» WHAT NEEDS TO BE DONE:
Transcribe the records word for word, from the first line through the line that contains "368, 817, 461]", and include both of those lines.

» DATASET EXTRACT:
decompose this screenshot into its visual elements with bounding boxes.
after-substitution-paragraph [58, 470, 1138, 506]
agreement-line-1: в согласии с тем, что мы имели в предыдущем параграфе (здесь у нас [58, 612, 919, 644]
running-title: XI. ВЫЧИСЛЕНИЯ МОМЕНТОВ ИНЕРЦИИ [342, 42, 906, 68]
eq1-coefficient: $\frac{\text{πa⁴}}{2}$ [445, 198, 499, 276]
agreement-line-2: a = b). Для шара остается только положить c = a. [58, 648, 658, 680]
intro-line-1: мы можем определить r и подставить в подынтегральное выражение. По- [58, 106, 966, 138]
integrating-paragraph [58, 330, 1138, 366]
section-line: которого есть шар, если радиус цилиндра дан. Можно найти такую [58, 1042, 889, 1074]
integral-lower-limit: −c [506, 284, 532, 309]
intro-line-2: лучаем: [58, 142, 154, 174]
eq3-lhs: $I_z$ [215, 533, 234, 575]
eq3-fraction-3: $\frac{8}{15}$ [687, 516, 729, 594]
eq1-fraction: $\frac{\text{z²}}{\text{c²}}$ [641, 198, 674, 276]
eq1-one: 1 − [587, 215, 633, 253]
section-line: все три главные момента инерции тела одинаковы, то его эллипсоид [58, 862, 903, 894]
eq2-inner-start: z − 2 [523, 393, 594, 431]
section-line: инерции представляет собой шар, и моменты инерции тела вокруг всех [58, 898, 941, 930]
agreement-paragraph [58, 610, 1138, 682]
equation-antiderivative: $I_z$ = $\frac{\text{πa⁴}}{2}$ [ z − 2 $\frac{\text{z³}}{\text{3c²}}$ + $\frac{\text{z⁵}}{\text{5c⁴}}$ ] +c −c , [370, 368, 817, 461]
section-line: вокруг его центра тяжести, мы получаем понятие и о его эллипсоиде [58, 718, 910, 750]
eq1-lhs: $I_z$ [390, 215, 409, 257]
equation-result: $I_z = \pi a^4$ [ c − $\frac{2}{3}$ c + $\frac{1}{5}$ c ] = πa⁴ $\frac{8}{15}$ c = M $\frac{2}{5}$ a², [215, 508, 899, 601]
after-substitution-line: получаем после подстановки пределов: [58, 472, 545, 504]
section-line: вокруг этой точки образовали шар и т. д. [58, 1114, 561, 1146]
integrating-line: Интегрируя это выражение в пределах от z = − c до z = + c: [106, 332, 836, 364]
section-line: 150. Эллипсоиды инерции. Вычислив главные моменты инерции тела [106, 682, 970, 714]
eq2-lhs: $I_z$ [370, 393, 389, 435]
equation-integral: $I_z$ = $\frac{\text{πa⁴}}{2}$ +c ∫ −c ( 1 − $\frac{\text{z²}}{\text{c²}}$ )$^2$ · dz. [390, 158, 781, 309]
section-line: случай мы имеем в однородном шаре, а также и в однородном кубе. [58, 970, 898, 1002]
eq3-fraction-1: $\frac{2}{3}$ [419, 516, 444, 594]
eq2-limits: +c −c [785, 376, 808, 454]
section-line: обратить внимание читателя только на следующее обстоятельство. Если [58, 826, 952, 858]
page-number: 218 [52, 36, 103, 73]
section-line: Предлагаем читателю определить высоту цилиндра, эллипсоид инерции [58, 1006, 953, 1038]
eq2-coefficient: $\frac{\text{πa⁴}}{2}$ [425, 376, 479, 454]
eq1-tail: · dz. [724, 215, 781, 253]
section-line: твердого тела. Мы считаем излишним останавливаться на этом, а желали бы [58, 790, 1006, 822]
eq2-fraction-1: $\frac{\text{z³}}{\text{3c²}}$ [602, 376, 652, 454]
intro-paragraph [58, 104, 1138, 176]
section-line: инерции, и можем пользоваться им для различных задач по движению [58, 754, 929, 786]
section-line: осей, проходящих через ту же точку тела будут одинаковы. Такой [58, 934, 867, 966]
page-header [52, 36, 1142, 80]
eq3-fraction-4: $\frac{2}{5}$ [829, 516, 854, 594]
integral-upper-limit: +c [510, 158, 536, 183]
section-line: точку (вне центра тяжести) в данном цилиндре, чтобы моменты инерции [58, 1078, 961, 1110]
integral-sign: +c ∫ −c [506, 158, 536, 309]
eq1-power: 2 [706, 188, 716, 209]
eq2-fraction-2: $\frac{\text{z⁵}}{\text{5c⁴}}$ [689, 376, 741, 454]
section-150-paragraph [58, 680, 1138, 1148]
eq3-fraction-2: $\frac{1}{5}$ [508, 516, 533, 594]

» TASK SOLUTION:
decompose this screenshot into its visual elements with bounding boxes.
after-substitution-paragraph [58, 470, 1138, 506]
agreement-line-1: в согласии с тем, что мы имели в предыдущем параграфе (здесь у нас [58, 612, 919, 644]
running-title: XI. ВЫЧИСЛЕНИЯ МОМЕНТОВ ИНЕРЦИИ [342, 42, 906, 68]
eq1-coefficient: $\frac{\text{πa⁴}}{2}$ [445, 198, 499, 276]
agreement-line-2: a = b). Для шара остается только положить c = a. [58, 648, 658, 680]
intro-line-1: мы можем определить r и подставить в подынтегральное выражение. По- [58, 106, 966, 138]
integrating-paragraph [58, 330, 1138, 366]
section-line: которого есть шар, если радиус цилиндра дан. Можно найти такую [58, 1042, 889, 1074]
integral-lower-limit: −c [506, 284, 532, 309]
intro-line-2: лучаем: [58, 142, 154, 174]
eq3-lhs: $I_z$ [215, 533, 234, 575]
eq3-fraction-3: $\frac{8}{15}$ [687, 516, 729, 594]
eq1-fraction: $\frac{\text{z²}}{\text{c²}}$ [641, 198, 674, 276]
eq1-one: 1 − [587, 215, 633, 253]
section-line: все три главные момента инерции тела одинаковы, то его эллипсоид [58, 862, 903, 894]
eq2-inner-start: z − 2 [523, 393, 594, 431]
section-line: инерции представляет собой шар, и моменты инерции тела вокруг всех [58, 898, 941, 930]
agreement-paragraph [58, 610, 1138, 682]
equation-antiderivative: $I_z$ = $\frac{\text{πa⁴}}{2}$ [ z − 2 $\frac{\text{z³}}{\text{3c²}}$ + $\frac{\text{z⁵}}{\text{5c⁴}}$ ] +c −c , [370, 368, 817, 461]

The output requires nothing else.